[What you are asked to do] In the listing below, locate the lines that hold the string "接通电源". Copy those lines.

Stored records
▬▬▬▬▬▬▬▬▬▬

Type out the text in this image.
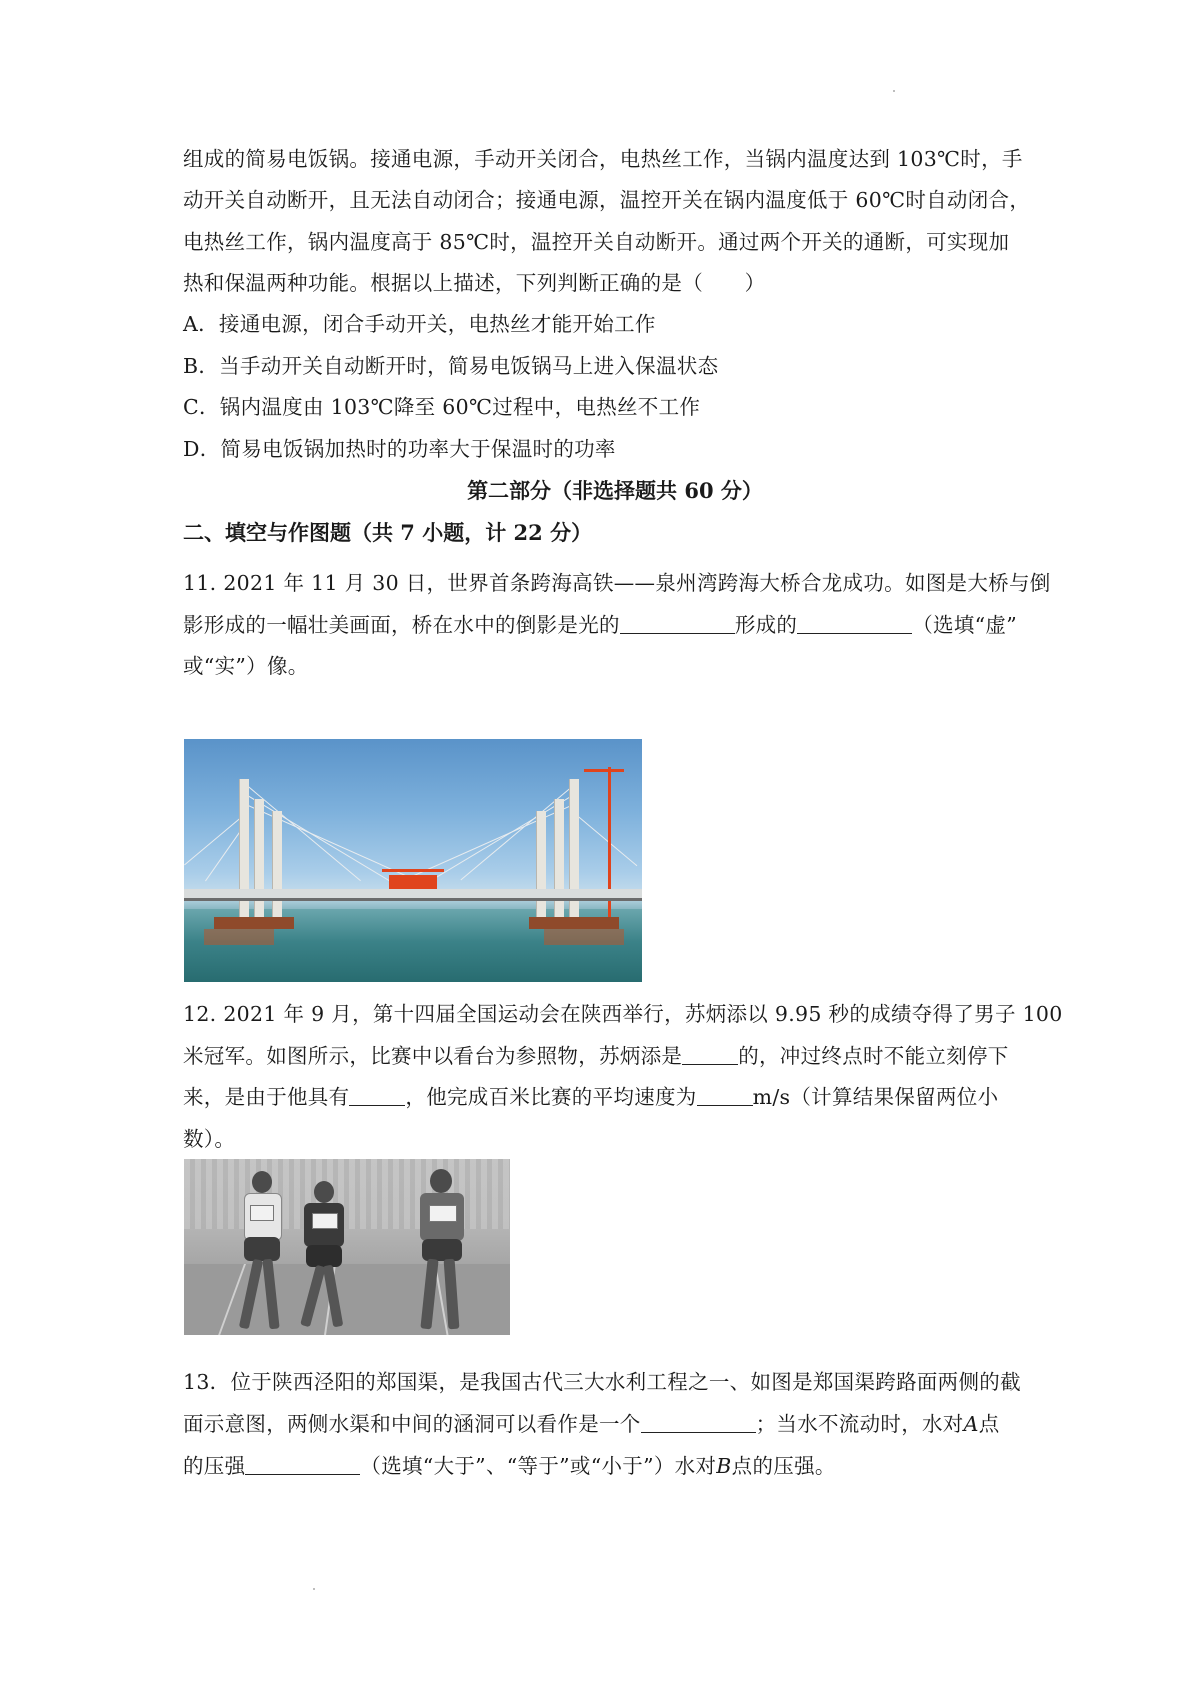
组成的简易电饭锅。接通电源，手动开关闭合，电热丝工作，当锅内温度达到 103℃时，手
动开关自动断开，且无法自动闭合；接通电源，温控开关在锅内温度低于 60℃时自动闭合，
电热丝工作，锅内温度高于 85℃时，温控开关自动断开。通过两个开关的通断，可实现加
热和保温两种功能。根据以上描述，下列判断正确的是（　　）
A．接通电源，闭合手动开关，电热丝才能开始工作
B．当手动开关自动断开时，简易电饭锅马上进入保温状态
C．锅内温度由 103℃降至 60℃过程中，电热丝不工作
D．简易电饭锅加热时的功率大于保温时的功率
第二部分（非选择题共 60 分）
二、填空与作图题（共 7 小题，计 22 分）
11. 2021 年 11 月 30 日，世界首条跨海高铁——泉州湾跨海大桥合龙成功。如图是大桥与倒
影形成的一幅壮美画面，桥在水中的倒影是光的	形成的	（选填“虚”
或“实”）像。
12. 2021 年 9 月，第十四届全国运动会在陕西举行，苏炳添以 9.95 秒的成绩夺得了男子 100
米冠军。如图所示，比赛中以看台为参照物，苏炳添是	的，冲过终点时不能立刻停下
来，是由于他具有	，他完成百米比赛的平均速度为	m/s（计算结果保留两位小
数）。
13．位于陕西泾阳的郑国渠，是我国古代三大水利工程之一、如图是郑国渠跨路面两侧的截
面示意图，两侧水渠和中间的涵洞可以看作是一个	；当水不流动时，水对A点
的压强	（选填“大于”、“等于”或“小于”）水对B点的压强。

▬▬▬▬▬▬▬▬▬▬

[Task solution]
组成的简易电饭锅。接通电源，手动开关闭合，电热丝工作，当锅内温度达到 103℃时，手
动开关自动断开，且无法自动闭合；接通电源，温控开关在锅内温度低于 60℃时自动闭合，
A．接通电源，闭合手动开关，电热丝才能开始工作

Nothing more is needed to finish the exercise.